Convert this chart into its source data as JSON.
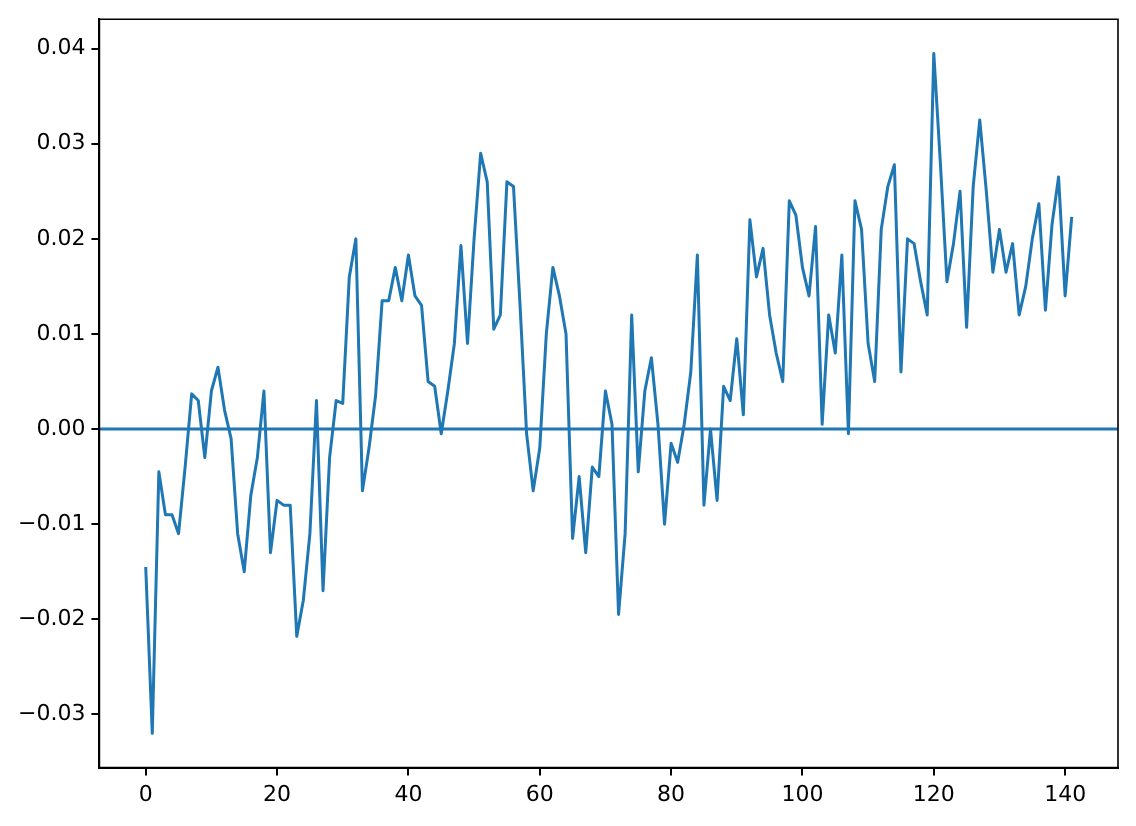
{
  "chart_data": {
    "type": "line",
    "x": [
      0,
      1,
      2,
      3,
      4,
      5,
      6,
      7,
      8,
      9,
      10,
      11,
      12,
      13,
      14,
      15,
      16,
      17,
      18,
      19,
      20,
      21,
      22,
      23,
      24,
      25,
      26,
      27,
      28,
      29,
      30,
      31,
      32,
      33,
      34,
      35,
      36,
      37,
      38,
      39,
      40,
      41,
      42,
      43,
      44,
      45,
      46,
      47,
      48,
      49,
      50,
      51,
      52,
      53,
      54,
      55,
      56,
      57,
      58,
      59,
      60,
      61,
      62,
      63,
      64,
      65,
      66,
      67,
      68,
      69,
      70,
      71,
      72,
      73,
      74,
      75,
      76,
      77,
      78,
      79,
      80,
      81,
      82,
      83,
      84,
      85,
      86,
      87,
      88,
      89,
      90,
      91,
      92,
      93,
      94,
      95,
      96,
      97,
      98,
      99,
      100,
      101,
      102,
      103,
      104,
      105,
      106,
      107,
      108,
      109,
      110,
      111,
      112,
      113,
      114,
      115,
      116,
      117,
      118,
      119,
      120,
      121,
      122,
      123,
      124,
      125,
      126,
      127,
      128,
      129,
      130,
      131,
      132,
      133,
      134,
      135,
      136,
      137,
      138,
      139,
      140,
      141
    ],
    "series": [
      {
        "color": "#1f77b4",
        "values": [
          -0.0145,
          -0.032,
          -0.0045,
          -0.009,
          -0.009,
          -0.011,
          -0.004,
          0.0037,
          0.003,
          -0.003,
          0.004,
          0.0065,
          0.002,
          -0.001,
          -0.011,
          -0.015,
          -0.007,
          -0.003,
          0.004,
          -0.013,
          -0.0075,
          -0.008,
          -0.008,
          -0.0218,
          -0.018,
          -0.011,
          0.003,
          -0.017,
          -0.003,
          0.003,
          0.0027,
          0.016,
          0.02,
          -0.0065,
          -0.002,
          0.0035,
          0.0135,
          0.0135,
          0.017,
          0.0135,
          0.0183,
          0.014,
          0.013,
          0.005,
          0.0045,
          -0.0005,
          0.004,
          0.009,
          0.0193,
          0.009,
          0.02,
          0.029,
          0.026,
          0.0105,
          0.012,
          0.026,
          0.0255,
          0.013,
          -0.0005,
          -0.0065,
          -0.002,
          0.01,
          0.017,
          0.014,
          0.01,
          -0.0115,
          -0.005,
          -0.013,
          -0.004,
          -0.005,
          0.004,
          0.0005,
          -0.0195,
          -0.011,
          0.012,
          -0.0045,
          0.004,
          0.0075,
          0.0005,
          -0.01,
          -0.0015,
          -0.0035,
          0.0005,
          0.006,
          0.0183,
          -0.008,
          0,
          -0.0075,
          0.0045,
          0.003,
          0.0095,
          0.0015,
          0.022,
          0.016,
          0.019,
          0.012,
          0.008,
          0.005,
          0.024,
          0.0225,
          0.017,
          0.014,
          0.0213,
          0.0005,
          0.012,
          0.008,
          0.0183,
          -0.0005,
          0.024,
          0.021,
          0.009,
          0.005,
          0.021,
          0.0255,
          0.0278,
          0.006,
          0.02,
          0.0195,
          0.0155,
          0.012,
          0.0395,
          0.028,
          0.0155,
          0.0195,
          0.025,
          0.0107,
          0.0255,
          0.0325,
          0.025,
          0.0165,
          0.021,
          0.0165,
          0.0195,
          0.012,
          0.015,
          0.02,
          0.0237,
          0.0125,
          0.0215,
          0.0265,
          0.014,
          0.0223
        ]
      }
    ],
    "xlim": [
      -7.05,
      148.05
    ],
    "xticks": [
      0,
      20,
      40,
      60,
      80,
      100,
      120,
      140
    ],
    "ylim": [
      -0.0356,
      0.0431
    ],
    "yticks": [
      {
        "value": -0.03,
        "label": "−0.03"
      },
      {
        "value": -0.02,
        "label": "−0.02"
      },
      {
        "value": -0.01,
        "label": "−0.01"
      },
      {
        "value": 0,
        "label": "0.00"
      },
      {
        "value": 0.01,
        "label": "0.01"
      },
      {
        "value": 0.02,
        "label": "0.02"
      },
      {
        "value": 0.03,
        "label": "0.03"
      },
      {
        "value": 0.04,
        "label": "0.04"
      }
    ],
    "ref_lines": [
      {
        "axis": "y",
        "value": 0,
        "color": "#1f77b4"
      }
    ],
    "grid": false,
    "legend": false,
    "marker": "none",
    "line_style": "solid"
  }
}
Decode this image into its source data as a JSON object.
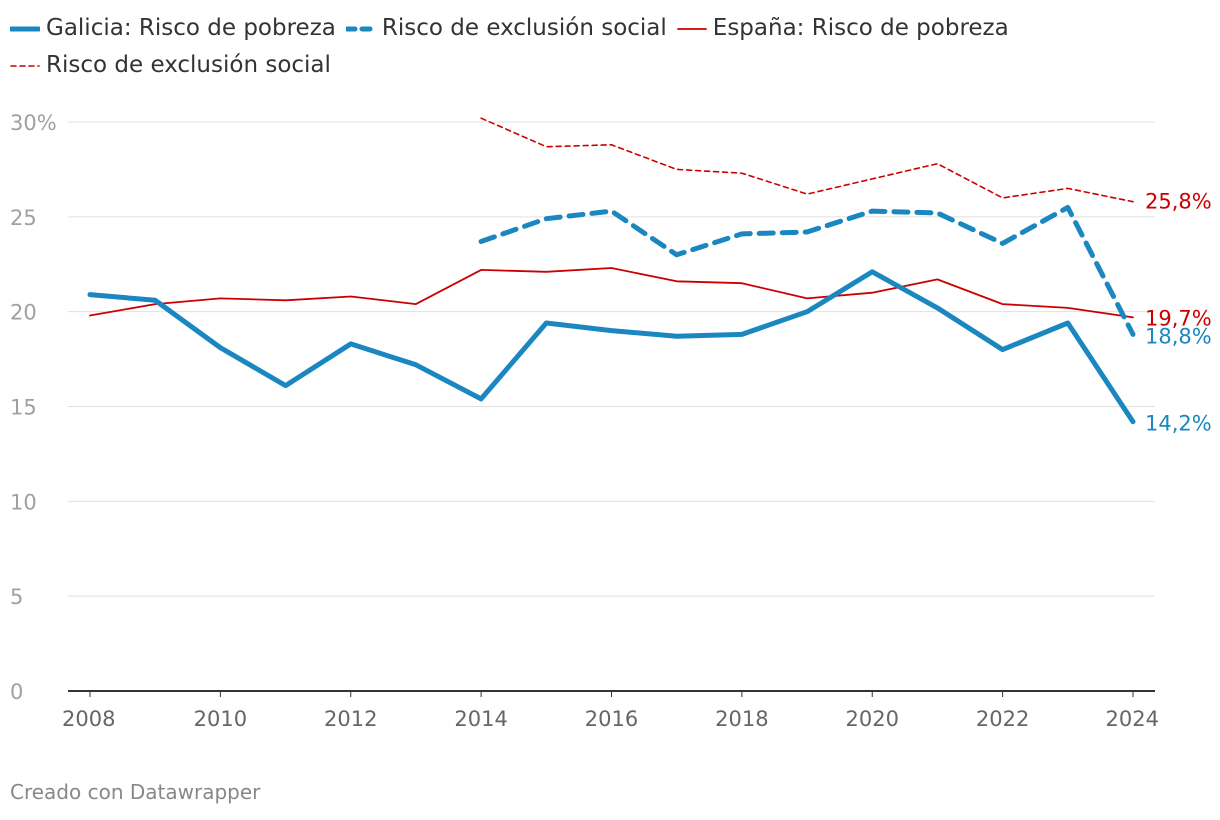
{
  "legend": [
    {
      "label": "Galicia: Risco de pobreza",
      "color": "#1a87c0",
      "style": "solid-thick"
    },
    {
      "label": "Risco de exclusión social",
      "color": "#1a87c0",
      "style": "dashed-thick"
    },
    {
      "label": "España: Risco de pobreza",
      "color": "#cc0000",
      "style": "solid-thin"
    },
    {
      "label": "Risco de exclusión social",
      "color": "#cc0000",
      "style": "dashed-thin"
    }
  ],
  "credit": "Creado con Datawrapper",
  "chart_data": {
    "type": "line",
    "title": "",
    "xlabel": "",
    "ylabel": "",
    "xlim": [
      2008,
      2024
    ],
    "ylim": [
      0,
      30
    ],
    "y_ticks": [
      0,
      5,
      10,
      15,
      20,
      25,
      30
    ],
    "y_tick_labels": [
      "0",
      "5",
      "10",
      "15",
      "20",
      "25",
      "30%"
    ],
    "x_ticks": [
      2008,
      2010,
      2012,
      2014,
      2016,
      2018,
      2020,
      2022,
      2024
    ],
    "x_tick_labels": [
      "2008",
      "2010",
      "2012",
      "2014",
      "2016",
      "2018",
      "2020",
      "2022",
      "2024"
    ],
    "grid": true,
    "series": [
      {
        "name": "Galicia: Risco de pobreza",
        "color": "#1a87c0",
        "style": "solid-thick",
        "x": [
          2008,
          2009,
          2010,
          2011,
          2012,
          2013,
          2014,
          2015,
          2016,
          2017,
          2018,
          2019,
          2020,
          2021,
          2022,
          2023,
          2024
        ],
        "values": [
          20.9,
          20.6,
          18.1,
          16.1,
          18.3,
          17.2,
          15.4,
          19.4,
          19.0,
          18.7,
          18.8,
          20.0,
          22.1,
          20.2,
          18.0,
          19.4,
          14.2
        ],
        "end_label": "14,2%"
      },
      {
        "name": "Galicia: Risco de exclusión social",
        "color": "#1a87c0",
        "style": "dashed-thick",
        "x": [
          2014,
          2015,
          2016,
          2017,
          2018,
          2019,
          2020,
          2021,
          2022,
          2023,
          2024
        ],
        "values": [
          23.7,
          24.9,
          25.3,
          23.0,
          24.1,
          24.2,
          25.3,
          25.2,
          23.6,
          25.5,
          18.8
        ],
        "end_label": "18,8%"
      },
      {
        "name": "España: Risco de pobreza",
        "color": "#cc0000",
        "style": "solid-thin",
        "x": [
          2008,
          2009,
          2010,
          2011,
          2012,
          2013,
          2014,
          2015,
          2016,
          2017,
          2018,
          2019,
          2020,
          2021,
          2022,
          2023,
          2024
        ],
        "values": [
          19.8,
          20.4,
          20.7,
          20.6,
          20.8,
          20.4,
          22.2,
          22.1,
          22.3,
          21.6,
          21.5,
          20.7,
          21.0,
          21.7,
          20.4,
          20.2,
          19.7
        ],
        "end_label": "19,7%"
      },
      {
        "name": "España: Risco de exclusión social",
        "color": "#cc0000",
        "style": "dashed-thin",
        "x": [
          2014,
          2015,
          2016,
          2017,
          2018,
          2019,
          2020,
          2021,
          2022,
          2023,
          2024
        ],
        "values": [
          30.2,
          28.7,
          28.8,
          27.5,
          27.3,
          26.2,
          27.0,
          27.8,
          26.0,
          26.5,
          25.8
        ],
        "end_label": "25,8%"
      }
    ]
  }
}
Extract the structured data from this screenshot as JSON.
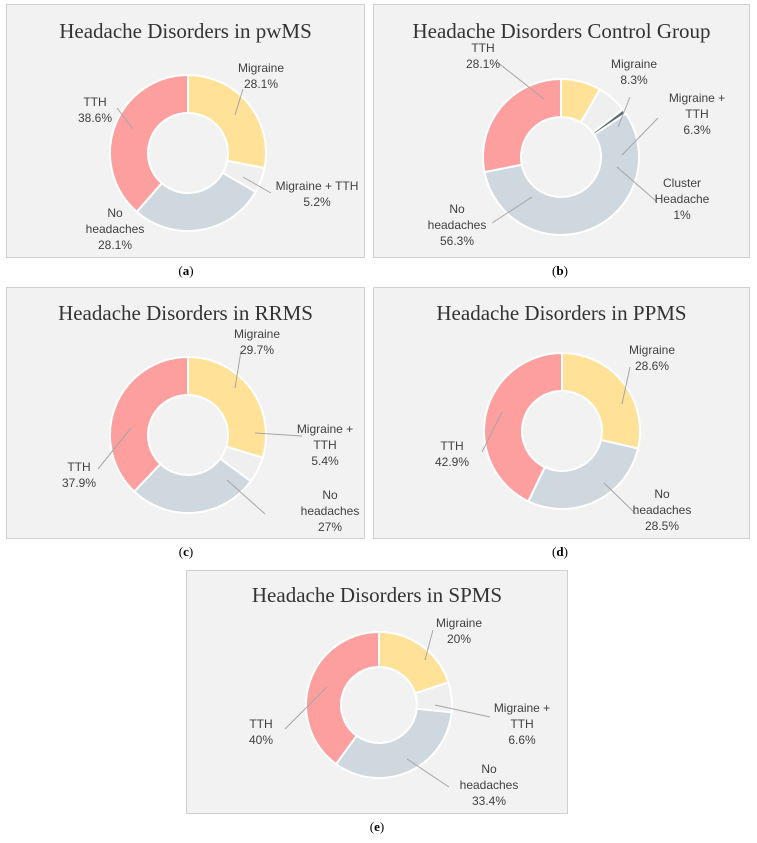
{
  "colors": {
    "Migraine": "#ffe197",
    "Migraine + TTH": "#efefef",
    "No headaches": "#cfd7df",
    "TTH": "#fd9f9f",
    "Cluster Headache": "#5b6b7a",
    "leader": "#a6a6a6"
  },
  "chart_data": [
    {
      "type": "pie",
      "title": "Headache Disorders in pwMS",
      "caption": "a",
      "slices": [
        {
          "label": "Migraine",
          "value": 28.1,
          "display": "28.1%",
          "text": [
            "Migraine",
            "28.1%"
          ]
        },
        {
          "label": "Migraine + TTH",
          "value": 5.2,
          "display": "5.2%",
          "text": [
            "Migraine + TTH",
            "5.2%"
          ]
        },
        {
          "label": "No headaches",
          "value": 28.1,
          "display": "28.1%",
          "text": [
            "No",
            "headaches",
            "28.1%"
          ]
        },
        {
          "label": "TTH",
          "value": 38.6,
          "display": "38.6%",
          "text": [
            "TTH",
            "38.6%"
          ]
        }
      ]
    },
    {
      "type": "pie",
      "title": "Headache Disorders Control Group",
      "caption": "b",
      "slices": [
        {
          "label": "Migraine",
          "value": 8.3,
          "display": "8.3%",
          "text": [
            "Migraine",
            "8.3%"
          ]
        },
        {
          "label": "Migraine + TTH",
          "value": 6.3,
          "display": "6.3%",
          "text": [
            "Migraine +",
            "TTH",
            "6.3%"
          ]
        },
        {
          "label": "Cluster Headache",
          "value": 1,
          "display": "1%",
          "text": [
            "Cluster",
            "Headache",
            "1%"
          ]
        },
        {
          "label": "No headaches",
          "value": 56.3,
          "display": "56.3%",
          "text": [
            "No",
            "headaches",
            "56.3%"
          ]
        },
        {
          "label": "TTH",
          "value": 28.1,
          "display": "28.1%",
          "text": [
            "TTH",
            "28.1%"
          ]
        }
      ]
    },
    {
      "type": "pie",
      "title": "Headache Disorders in RRMS",
      "caption": "c",
      "slices": [
        {
          "label": "Migraine",
          "value": 29.7,
          "display": "29.7%",
          "text": [
            "Migraine",
            "29.7%"
          ]
        },
        {
          "label": "Migraine + TTH",
          "value": 5.4,
          "display": "5.4%",
          "text": [
            "Migraine +",
            "TTH",
            "5.4%"
          ]
        },
        {
          "label": "No headaches",
          "value": 27,
          "display": "27%",
          "text": [
            "No",
            "headaches",
            "27%"
          ]
        },
        {
          "label": "TTH",
          "value": 37.9,
          "display": "37.9%",
          "text": [
            "TTH",
            "37.9%"
          ]
        }
      ]
    },
    {
      "type": "pie",
      "title": "Headache Disorders in PPMS",
      "caption": "d",
      "slices": [
        {
          "label": "Migraine",
          "value": 28.6,
          "display": "28.6%",
          "text": [
            "Migraine",
            "28.6%"
          ]
        },
        {
          "label": "No headaches",
          "value": 28.5,
          "display": "28.5%",
          "text": [
            "No",
            "headaches",
            "28.5%"
          ]
        },
        {
          "label": "TTH",
          "value": 42.9,
          "display": "42.9%",
          "text": [
            "TTH",
            "42.9%"
          ]
        }
      ]
    },
    {
      "type": "pie",
      "title": "Headache Disorders in SPMS",
      "caption": "e",
      "slices": [
        {
          "label": "Migraine",
          "value": 20,
          "display": "20%",
          "text": [
            "Migraine",
            "20%"
          ]
        },
        {
          "label": "Migraine + TTH",
          "value": 6.6,
          "display": "6.6%",
          "text": [
            "Migraine +",
            "TTH",
            "6.6%"
          ]
        },
        {
          "label": "No headaches",
          "value": 33.4,
          "display": "33.4%",
          "text": [
            "No",
            "headaches",
            "33.4%"
          ]
        },
        {
          "label": "TTH",
          "value": 40,
          "display": "40%",
          "text": [
            "TTH",
            "40%"
          ]
        }
      ]
    }
  ]
}
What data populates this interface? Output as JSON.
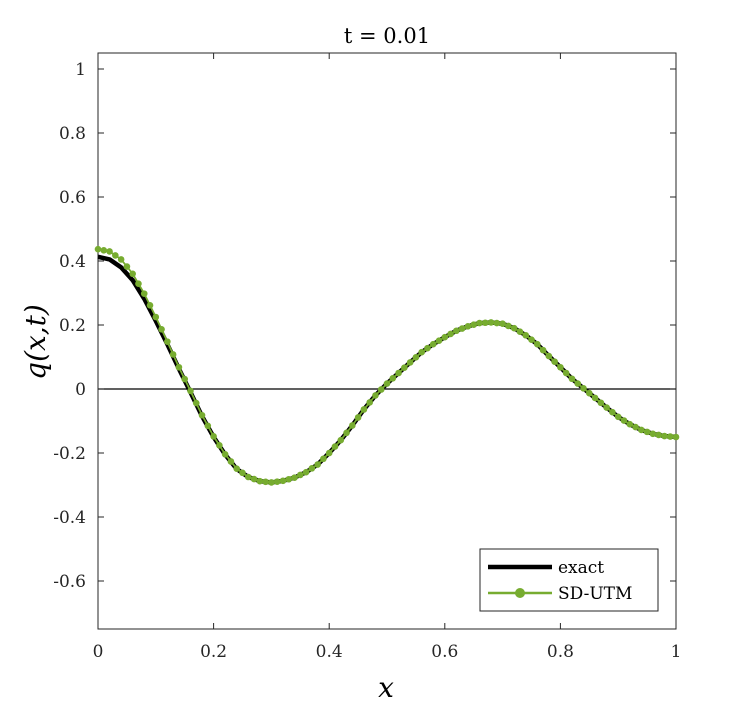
{
  "chart_data": {
    "type": "line",
    "title": "t = 0.01",
    "xlabel": "x",
    "ylabel": "q(x,t)",
    "xlim": [
      0,
      1
    ],
    "ylim": [
      -0.75,
      1.05
    ],
    "xticks": [
      0,
      0.2,
      0.4,
      0.6,
      0.8,
      1
    ],
    "xtick_labels": [
      "0",
      "0.2",
      "0.4",
      "0.6",
      "0.8",
      "1"
    ],
    "yticks": [
      -0.6,
      -0.4,
      -0.2,
      0,
      0.2,
      0.4,
      0.6,
      0.8,
      1
    ],
    "ytick_labels": [
      "-0.6",
      "-0.4",
      "-0.2",
      "0",
      "0.2",
      "0.4",
      "0.6",
      "0.8",
      "1"
    ],
    "zero_line": true,
    "grid": false,
    "legend_position": "bottom-right",
    "series": [
      {
        "name": "exact",
        "color": "#000000",
        "marker": "none",
        "x": [
          0,
          0.02,
          0.04,
          0.06,
          0.08,
          0.1,
          0.12,
          0.14,
          0.16,
          0.18,
          0.2,
          0.22,
          0.24,
          0.26,
          0.28,
          0.3,
          0.32,
          0.34,
          0.36,
          0.38,
          0.4,
          0.42,
          0.44,
          0.46,
          0.48,
          0.5,
          0.52,
          0.54,
          0.56,
          0.58,
          0.6,
          0.62,
          0.64,
          0.66,
          0.68,
          0.7,
          0.72,
          0.74,
          0.76,
          0.78,
          0.8,
          0.82,
          0.84,
          0.86,
          0.88,
          0.9,
          0.92,
          0.94,
          0.96,
          0.98,
          1
        ],
        "values": [
          0.413,
          0.405,
          0.38,
          0.34,
          0.282,
          0.213,
          0.14,
          0.063,
          -0.01,
          -0.085,
          -0.15,
          -0.205,
          -0.25,
          -0.275,
          -0.288,
          -0.292,
          -0.287,
          -0.277,
          -0.26,
          -0.236,
          -0.2,
          -0.16,
          -0.114,
          -0.064,
          -0.02,
          0.017,
          0.05,
          0.083,
          0.115,
          0.14,
          0.162,
          0.182,
          0.196,
          0.206,
          0.208,
          0.204,
          0.19,
          0.168,
          0.14,
          0.103,
          0.068,
          0.032,
          0.002,
          -0.028,
          -0.058,
          -0.087,
          -0.11,
          -0.128,
          -0.14,
          -0.147,
          -0.15
        ]
      },
      {
        "name": "SD-UTM",
        "color": "#77AC30",
        "marker": "circle",
        "x": [
          0,
          0.02,
          0.04,
          0.06,
          0.08,
          0.1,
          0.12,
          0.14,
          0.16,
          0.18,
          0.2,
          0.22,
          0.24,
          0.26,
          0.28,
          0.3,
          0.32,
          0.34,
          0.36,
          0.38,
          0.4,
          0.42,
          0.44,
          0.46,
          0.48,
          0.5,
          0.52,
          0.54,
          0.56,
          0.58,
          0.6,
          0.62,
          0.64,
          0.66,
          0.68,
          0.7,
          0.72,
          0.74,
          0.76,
          0.78,
          0.8,
          0.82,
          0.84,
          0.86,
          0.88,
          0.9,
          0.92,
          0.94,
          0.96,
          0.98,
          1
        ],
        "values": [
          0.437,
          0.43,
          0.405,
          0.36,
          0.298,
          0.225,
          0.148,
          0.068,
          -0.006,
          -0.082,
          -0.148,
          -0.204,
          -0.249,
          -0.275,
          -0.288,
          -0.292,
          -0.287,
          -0.277,
          -0.26,
          -0.236,
          -0.2,
          -0.16,
          -0.114,
          -0.064,
          -0.02,
          0.017,
          0.05,
          0.083,
          0.115,
          0.14,
          0.162,
          0.182,
          0.196,
          0.206,
          0.208,
          0.204,
          0.19,
          0.168,
          0.14,
          0.103,
          0.068,
          0.032,
          0.002,
          -0.028,
          -0.058,
          -0.087,
          -0.11,
          -0.128,
          -0.14,
          -0.147,
          -0.15
        ]
      }
    ]
  }
}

- [Stated problem] Only the count is wanted: report how many lines of the material above hold the word "thick".

- [Correct output] 4